[Collection entries]
***

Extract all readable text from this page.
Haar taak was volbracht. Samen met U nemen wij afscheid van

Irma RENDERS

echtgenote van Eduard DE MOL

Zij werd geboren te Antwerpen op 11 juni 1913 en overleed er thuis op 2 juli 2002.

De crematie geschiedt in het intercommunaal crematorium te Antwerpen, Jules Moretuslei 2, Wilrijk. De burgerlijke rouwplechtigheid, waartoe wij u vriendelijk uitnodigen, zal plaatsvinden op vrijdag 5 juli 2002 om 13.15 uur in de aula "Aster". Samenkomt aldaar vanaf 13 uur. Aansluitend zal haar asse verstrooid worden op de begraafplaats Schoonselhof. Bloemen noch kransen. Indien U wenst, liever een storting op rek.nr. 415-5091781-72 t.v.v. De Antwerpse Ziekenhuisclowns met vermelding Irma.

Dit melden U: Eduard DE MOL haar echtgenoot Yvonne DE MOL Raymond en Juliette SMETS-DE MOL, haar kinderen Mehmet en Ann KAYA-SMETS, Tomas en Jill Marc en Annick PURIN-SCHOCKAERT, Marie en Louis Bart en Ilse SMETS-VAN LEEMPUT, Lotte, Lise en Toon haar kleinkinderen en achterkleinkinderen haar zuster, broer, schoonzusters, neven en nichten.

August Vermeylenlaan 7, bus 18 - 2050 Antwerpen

***

- _Exercise aim_: Please give back all of the records exactly as written.

- _Result of the task_:
Extract all readable text from this page.
Haar taak was volbracht. Samen met U nemen wij afscheid van

Irma RENDERS

echtgenote van Eduard DE MOL

Zij werd geboren te Antwerpen op 11 juni 1913 en overleed er thuis op 2 juli 2002.

De crematie geschiedt in het intercommunaal crematorium te Antwerpen, Jules Moretuslei 2, Wilrijk. De burgerlijke rouwplechtigheid, waartoe wij u vriendelijk uitnodigen, zal plaatsvinden op vrijdag 5 juli 2002 om 13.15 uur in de aula "Aster". Samenkomt aldaar vanaf 13 uur. Aansluitend zal haar asse verstrooid worden op de begraafplaats Schoonselhof. Bloemen noch kransen. Indien U wenst, liever een storting op rek.nr. 415-5091781-72 t.v.v. De Antwerpse Ziekenhuisclowns met vermelding Irma.

Dit melden U: Eduard DE MOL haar echtgenoot Yvonne DE MOL Raymond en Juliette SMETS-DE MOL, haar kinderen Mehmet en Ann KAYA-SMETS, Tomas en Jill Marc en Annick PURIN-SCHOCKAERT, Marie en Louis Bart en Ilse SMETS-VAN LEEMPUT, Lotte, Lise en Toon haar kleinkinderen en achterkleinkinderen haar zuster, broer, schoonzusters, neven en nichten.

August Vermeylenlaan 7, bus 18 - 2050 Antwerpen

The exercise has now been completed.